+++ RECORD EXTRACTS +++

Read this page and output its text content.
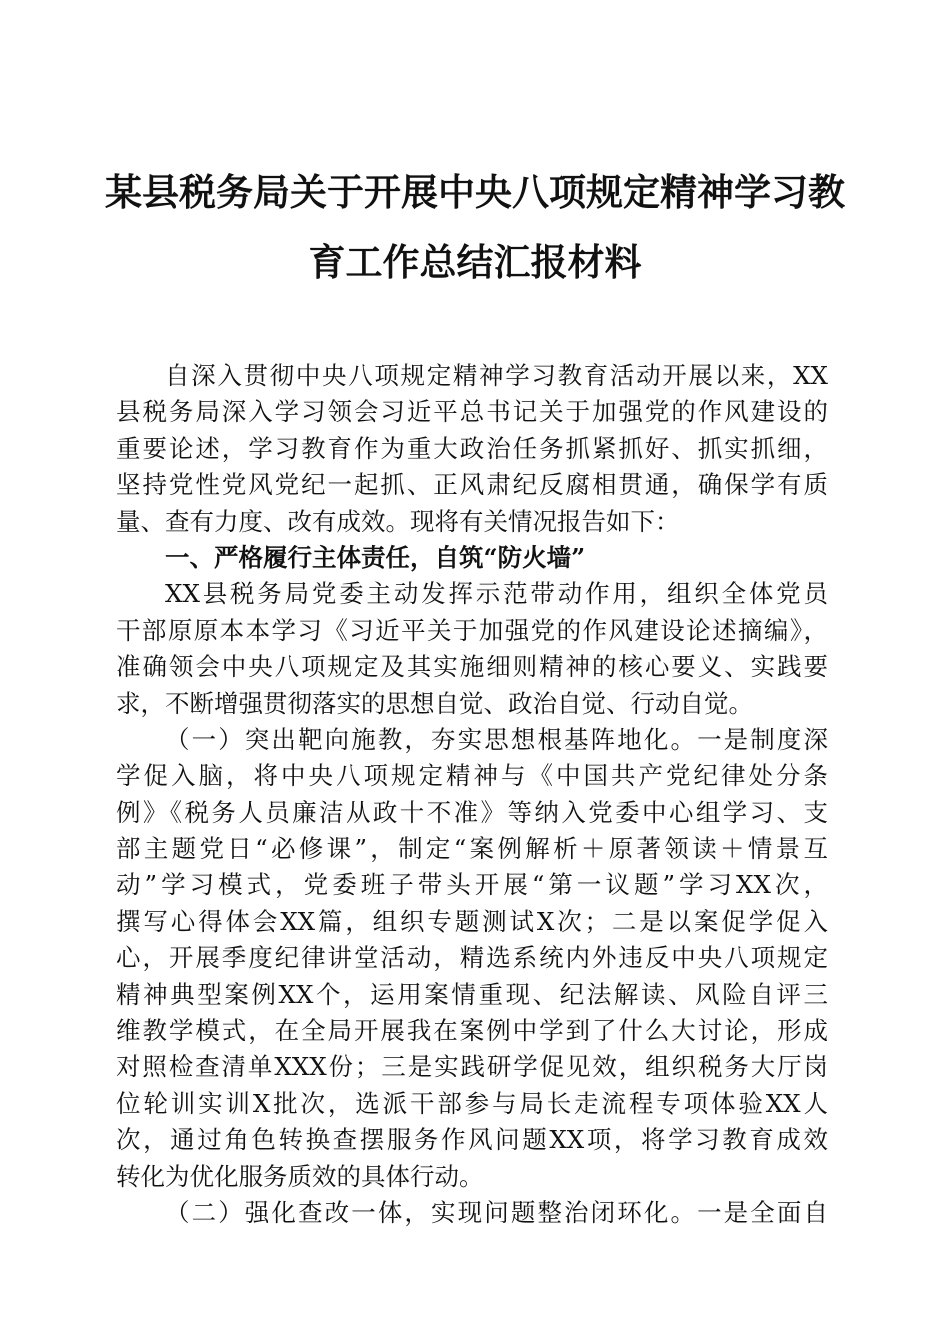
某县税务局关于开展中央八项规定精神学习教
育工作总结汇报材料
自深入贯彻中央八项规定精神学习教育活动开展以来，XX
县税务局深入学习领会习近平总书记关于加强党的作风建设的
重要论述，学习教育作为重大政治任务抓紧抓好、抓实抓细，
坚持党性党风党纪一起抓、正风肃纪反腐相贯通，确保学有质
量、查有力度、改有成效。现将有关情况报告如下：
一、严格履行主体责任，自筑“防火墙”
XX县税务局党委主动发挥示范带动作用，组织全体党员
干部原原本本学习《习近平关于加强党的作风建设论述摘编》，
准确领会中央八项规定及其实施细则精神的核心要义、实践要
求，不断增强贯彻落实的思想自觉、政治自觉、行动自觉。
（一）突出靶向施教，夯实思想根基阵地化。一是制度深
学促入脑，将中央八项规定精神与《中国共产党纪律处分条
例》《税务人员廉洁从政十不准》等纳入党委中心组学习、支
部主题党日“必修课”，制定“案例解析＋原著领读＋情景互
动”学习模式，党委班子带头开展“第一议题”学习XX次，
撰写心得体会XX篇，组织专题测试X次；二是以案促学促入
心，开展季度纪律讲堂活动，精选系统内外违反中央八项规定
精神典型案例XX个，运用案情重现、纪法解读、风险自评三
维教学模式，在全局开展我在案例中学到了什么大讨论，形成
对照检查清单XXX份；三是实践研学促见效，组织税务大厅岗
位轮训实训X批次，选派干部参与局长走流程专项体验XX人
次，通过角色转换查摆服务作风问题XX项，将学习教育成效
转化为优化服务质效的具体行动。
（二）强化查改一体，实现问题整治闭环化。一是全面自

+++

» **WHAT IS EXPECTED**: Using the records above, retype everything exactly except the pictures.

» **OUTPUT FOR THIS TASK**:
Read this page and output its text content.
某县税务局关于开展中央八项规定精神学习教
育工作总结汇报材料
自深入贯彻中央八项规定精神学习教育活动开展以来，XX
县税务局深入学习领会习近平总书记关于加强党的作风建设的
重要论述，学习教育作为重大政治任务抓紧抓好、抓实抓细，
坚持党性党风党纪一起抓、正风肃纪反腐相贯通，确保学有质
量、查有力度、改有成效。现将有关情况报告如下：
一、严格履行主体责任，自筑“防火墙”
XX县税务局党委主动发挥示范带动作用，组织全体党员
干部原原本本学习《习近平关于加强党的作风建设论述摘编》，
准确领会中央八项规定及其实施细则精神的核心要义、实践要
求，不断增强贯彻落实的思想自觉、政治自觉、行动自觉。
（一）突出靶向施教，夯实思想根基阵地化。一是制度深
学促入脑，将中央八项规定精神与《中国共产党纪律处分条
例》《税务人员廉洁从政十不准》等纳入党委中心组学习、支
部主题党日“必修课”，制定“案例解析＋原著领读＋情景互
动”学习模式，党委班子带头开展“第一议题”学习XX次，
撰写心得体会XX篇，组织专题测试X次；二是以案促学促入
心，开展季度纪律讲堂活动，精选系统内外违反中央八项规定
精神典型案例XX个，运用案情重现、纪法解读、风险自评三
维教学模式，在全局开展我在案例中学到了什么大讨论，形成
对照检查清单XXX份；三是实践研学促见效，组织税务大厅岗
位轮训实训X批次，选派干部参与局长走流程专项体验XX人
次，通过角色转换查摆服务作风问题XX项，将学习教育成效
转化为优化服务质效的具体行动。
（二）强化查改一体，实现问题整治闭环化。一是全面自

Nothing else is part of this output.